Task requirements
Your task is to extract every entry that follows word for word while excluding the pictures.

Data records
=-=-=-=-=

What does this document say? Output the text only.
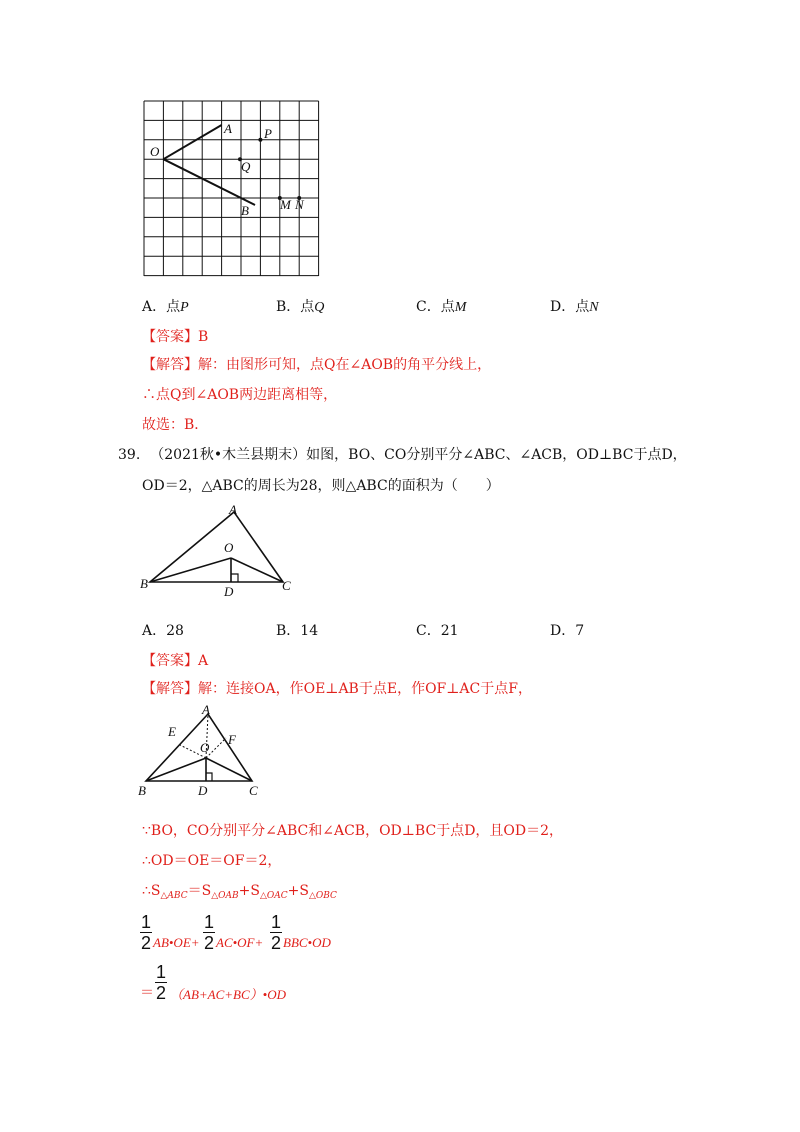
O
A P
Q
B M N
A．点P	B．点Q	C．点M	D．点N
【答案】B
【解答】解：由图形可知，点Q在∠AOB的角平分线上，
∴点Q到∠AOB两边距离相等，
故选：B．
39. （2021秋•木兰县期末）如图，BO、CO分别平分∠ABC、∠ACB，OD⊥BC于点D，
OD＝2，△ABC的周长为28，则△ABC的面积为（　　）
A
O
B	C
D
A．28	B．14	C．21	D．7
【答案】A
【解答】解：连接OA，作OE⊥AB于点E，作OF⊥AC于点F，
A
E
F
O
B	D	C
∵BO，CO分别平分∠ABC和∠ACB，OD⊥BC于点D，且OD＝2，
∴OD＝OE＝OF＝2，
$\therefore S_{\triangle ABC}=S_{\triangle OAB}+S_{\triangle OAC}+S_{\triangle OBC}$
$\frac{1}{2}$ AB•OE+ $\frac{1}{2}$ AC•OF+ $\frac{1}{2}$ BBC•OD
＝ $\frac{1}{2}$ （AB+AC+BC）•OD
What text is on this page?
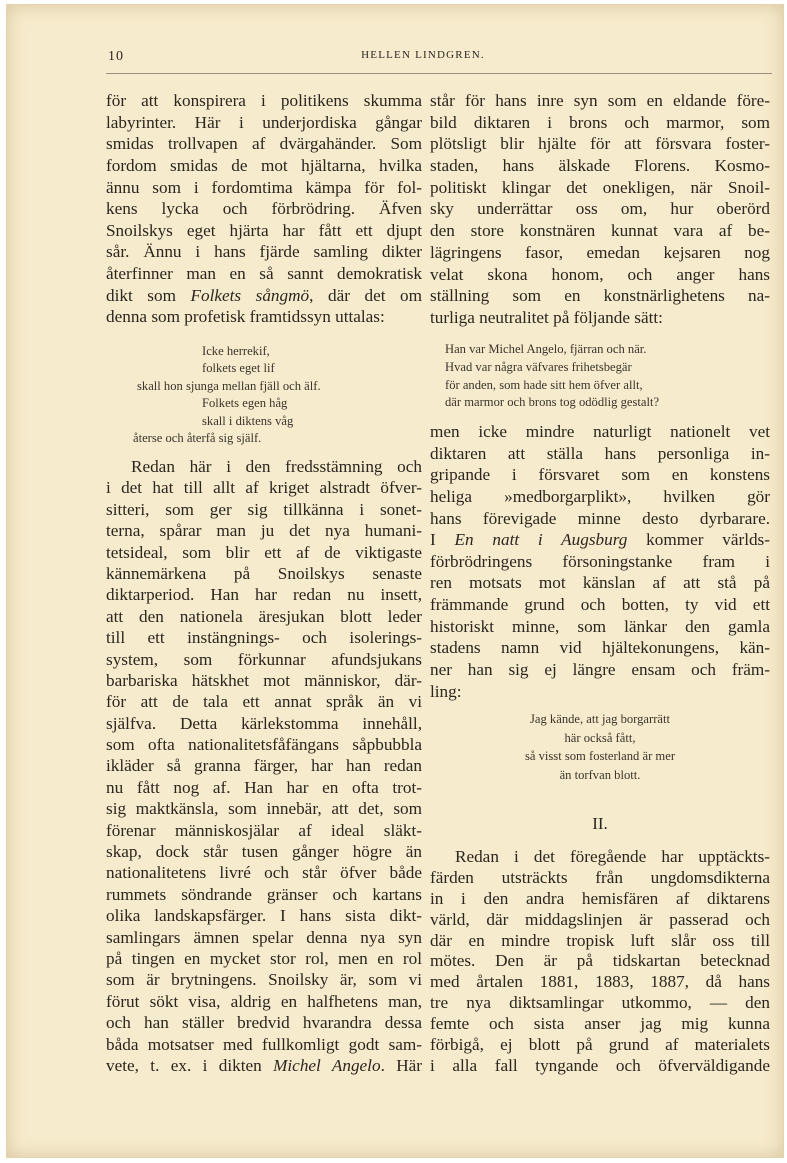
10	HELLEN LINDGREN.
för att konspirera i politikens skumma
labyrinter. Här i underjordiska gångar
smidas trollvapen af dvärgahänder. Som
fordom smidas de mot hjältarna, hvilka
ännu som i fordomtima kämpa för fol-
kens lycka och förbrödring. Äfven
Snoilskys eget hjärta har fått ett djupt
sår. Ännu i hans fjärde samling dikter
återfinner man en så sannt demokratisk
dikt som Folkets sångmö, där det om
denna som profetisk framtidssyn uttalas:
Icke herrekif,
folkets eget lif
skall hon sjunga mellan fjäll och älf.
Folkets egen håg
skall i diktens våg
återse och återfå sig själf.
Redan här i den fredsstämning och
i det hat till allt af kriget alstradt öfver-
sitteri, som ger sig tillkänna i sonet-
terna, spårar man ju det nya humani-
tetsideal, som blir ett af de viktigaste
kännemärkena på Snoilskys senaste
diktarperiod. Han har redan nu insett,
att den nationela äresjukan blott leder
till ett instängnings- och isolerings-
system, som förkunnar afundsjukans
barbariska hätskhet mot människor, där-
för att de tala ett annat språk än vi
själfva. Detta kärlekstomma innehåll,
som ofta nationalitetsfåfängans såpbubbla
ikläder så granna färger, har han redan
nu fått nog af. Han har en ofta trot-
sig maktkänsla, som innebär, att det, som
förenar människosjälar af ideal släkt-
skap, dock står tusen gånger högre än
nationalitetens livré och står öfver både
rummets söndrande gränser och kartans
olika landskapsfärger. I hans sista dikt-
samlingars ämnen spelar denna nya syn
på tingen en mycket stor rol, men en rol
som är brytningens. Snoilsky är, som vi
förut sökt visa, aldrig en halfhetens man,
och han ställer bredvid hvarandra dessa
båda motsatser med fullkomligt godt sam-
vete, t. ex. i dikten Michel Angelo. Här
står för hans inre syn som en eldande före-
bild diktaren i brons och marmor, som
plötsligt blir hjälte för att försvara foster-
staden, hans älskade Florens. Kosmo-
politiskt klingar det onekligen, när Snoil-
sky underrättar oss om, hur oberörd
den store konstnären kunnat vara af be-
lägringens fasor, emedan kejsaren nog
velat skona honom, och anger hans
ställning som en konstnärlighetens na-
turliga neutralitet på följande sätt:
Han var Michel Angelo, fjärran och när.
Hvad var några väfvares frihetsbegär
för anden, som hade sitt hem öfver allt,
där marmor och brons tog odödlig gestalt?
men icke mindre naturligt nationelt vet
diktaren att ställa hans personliga in-
gripande i försvaret som en konstens
heliga »medborgarplikt», hvilken gör
hans förevigade minne desto dyrbarare.
I En natt i Augsburg kommer världs-
förbrödringens försoningstanke fram i
ren motsats mot känslan af att stå på
främmande grund och botten, ty vid ett
historiskt minne, som länkar den gamla
stadens namn vid hjältekonungens, kän-
ner han sig ej längre ensam och främ-
ling:
Jag kände, att jag borgarrätt
här också fått,
så visst som fosterland är mer
än torfvan blott.
Redan i det föregående har upptäckts-
färden utsträckts från ungdomsdikterna
in i den andra hemisfären af diktarens
värld, där middagslinjen är passerad och
där en mindre tropisk luft slår oss till
mötes. Den är på tidskartan betecknad
med årtalen 1881, 1883, 1887, då hans
tre nya diktsamlingar utkommo, — den
femte och sista anser jag mig kunna
förbigå, ej blott på grund af materialets
i alla fall tyngande och öfverväldigande
II.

=-=-=-=-=

Output of the task
What does this document say? Output the text only.
O
A P
Q
B M N
A．点P	B．点Q	C．点M	D．点N
【答案】B
【解答】解：由图形可知，点Q在∠AOB的角平分线上，
∴点Q到∠AOB两边距离相等，
故选：B．
39. （2021秋•木兰县期末）如图，BO、CO分别平分∠ABC、∠ACB，OD⊥BC于点D，
OD＝2，△ABC的周长为28，则△ABC的面积为（　　）
A
O
B	C
D
A．28	B．14	C．21	D．7
【答案】A
【解答】解：连接OA，作OE⊥AB于点E，作OF⊥AC于点F，
A
E
F
O
B	D	C
∵BO，CO分别平分∠ABC和∠ACB，OD⊥BC于点D，且OD＝2，
∴OD＝OE＝OF＝2，
$\therefore S_{\triangle ABC}=S_{\triangle OAB}+S_{\triangle OAC}+S_{\triangle OBC}$
$\frac{1}{2}$ AB•OE+ $\frac{1}{2}$ AC•OF+ $\frac{1}{2}$ BBC•OD
＝ $\frac{1}{2}$ （AB+AC+BC）•OD
What text is on this page?
10	HELLEN LINDGREN.
för att konspirera i politikens skumma
labyrinter. Här i underjordiska gångar
smidas trollvapen af dvärgahänder. Som
fordom smidas de mot hjältarna, hvilka
ännu som i fordomtima kämpa för fol-
kens lycka och förbrödring. Äfven
Snoilskys eget hjärta har fått ett djupt
sår. Ännu i hans fjärde samling dikter
återfinner man en så sannt demokratisk
dikt som Folkets sångmö, där det om
denna som profetisk framtidssyn uttalas:
Icke herrekif,
folkets eget lif
skall hon sjunga mellan fjäll och älf.
Folkets egen håg
skall i diktens våg
återse och återfå sig själf.
Redan här i den fredsstämning och
i det hat till allt af kriget alstradt öfver-
sitteri, som ger sig tillkänna i sonet-
terna, spårar man ju det nya humani-
tetsideal, som blir ett af de viktigaste
kännemärkena på Snoilskys senaste
diktarperiod. Han har redan nu insett,
att den nationela äresjukan blott leder
till ett instängnings- och isolerings-
system, som förkunnar afundsjukans
barbariska hätskhet mot människor, där-
för att de tala ett annat språk än vi
själfva. Detta kärlekstomma innehåll,
som ofta nationalitetsfåfängans såpbubbla
ikläder så granna färger, har han redan
nu fått nog af. Han har en ofta trot-
sig maktkänsla, som innebär, att det, som
förenar människosjälar af ideal släkt-
skap, dock står tusen gånger högre än
nationalitetens livré och står öfver både
rummets söndrande gränser och kartans
olika landskapsfärger. I hans sista dikt-
samlingars ämnen spelar denna nya syn
på tingen en mycket stor rol, men en rol
som är brytningens. Snoilsky är, som vi
förut sökt visa, aldrig en halfhetens man,
och han ställer bredvid hvarandra dessa
båda motsatser med fullkomligt godt sam-
vete, t. ex. i dikten Michel Angelo. Här
står för hans inre syn som en eldande före-
bild diktaren i brons och marmor, som
plötsligt blir hjälte för att försvara foster-
staden, hans älskade Florens. Kosmo-
politiskt klingar det onekligen, när Snoil-
sky underrättar oss om, hur oberörd
den store konstnären kunnat vara af be-
lägringens fasor, emedan kejsaren nog
velat skona honom, och anger hans
ställning som en konstnärlighetens na-
turliga neutralitet på följande sätt:
Han var Michel Angelo, fjärran och när.
Hvad var några väfvares frihetsbegär
för anden, som hade sitt hem öfver allt,
där marmor och brons tog odödlig gestalt?
men icke mindre naturligt nationelt vet
diktaren att ställa hans personliga in-
gripande i försvaret som en konstens
heliga »medborgarplikt», hvilken gör
hans förevigade minne desto dyrbarare.
I En natt i Augsburg kommer världs-
förbrödringens försoningstanke fram i
ren motsats mot känslan af att stå på
främmande grund och botten, ty vid ett
historiskt minne, som länkar den gamla
stadens namn vid hjältekonungens, kän-
ner han sig ej längre ensam och främ-
ling:
Jag kände, att jag borgarrätt
här också fått,
så visst som fosterland är mer
än torfvan blott.
Redan i det föregående har upptäckts-
färden utsträckts från ungdomsdikterna
in i den andra hemisfären af diktarens
värld, där middagslinjen är passerad och
där en mindre tropisk luft slår oss till
mötes. Den är på tidskartan betecknad
med årtalen 1881, 1883, 1887, då hans
tre nya diktsamlingar utkommo, — den
femte och sista anser jag mig kunna
förbigå, ej blott på grund af materialets
i alla fall tyngande och öfverväldigande
II.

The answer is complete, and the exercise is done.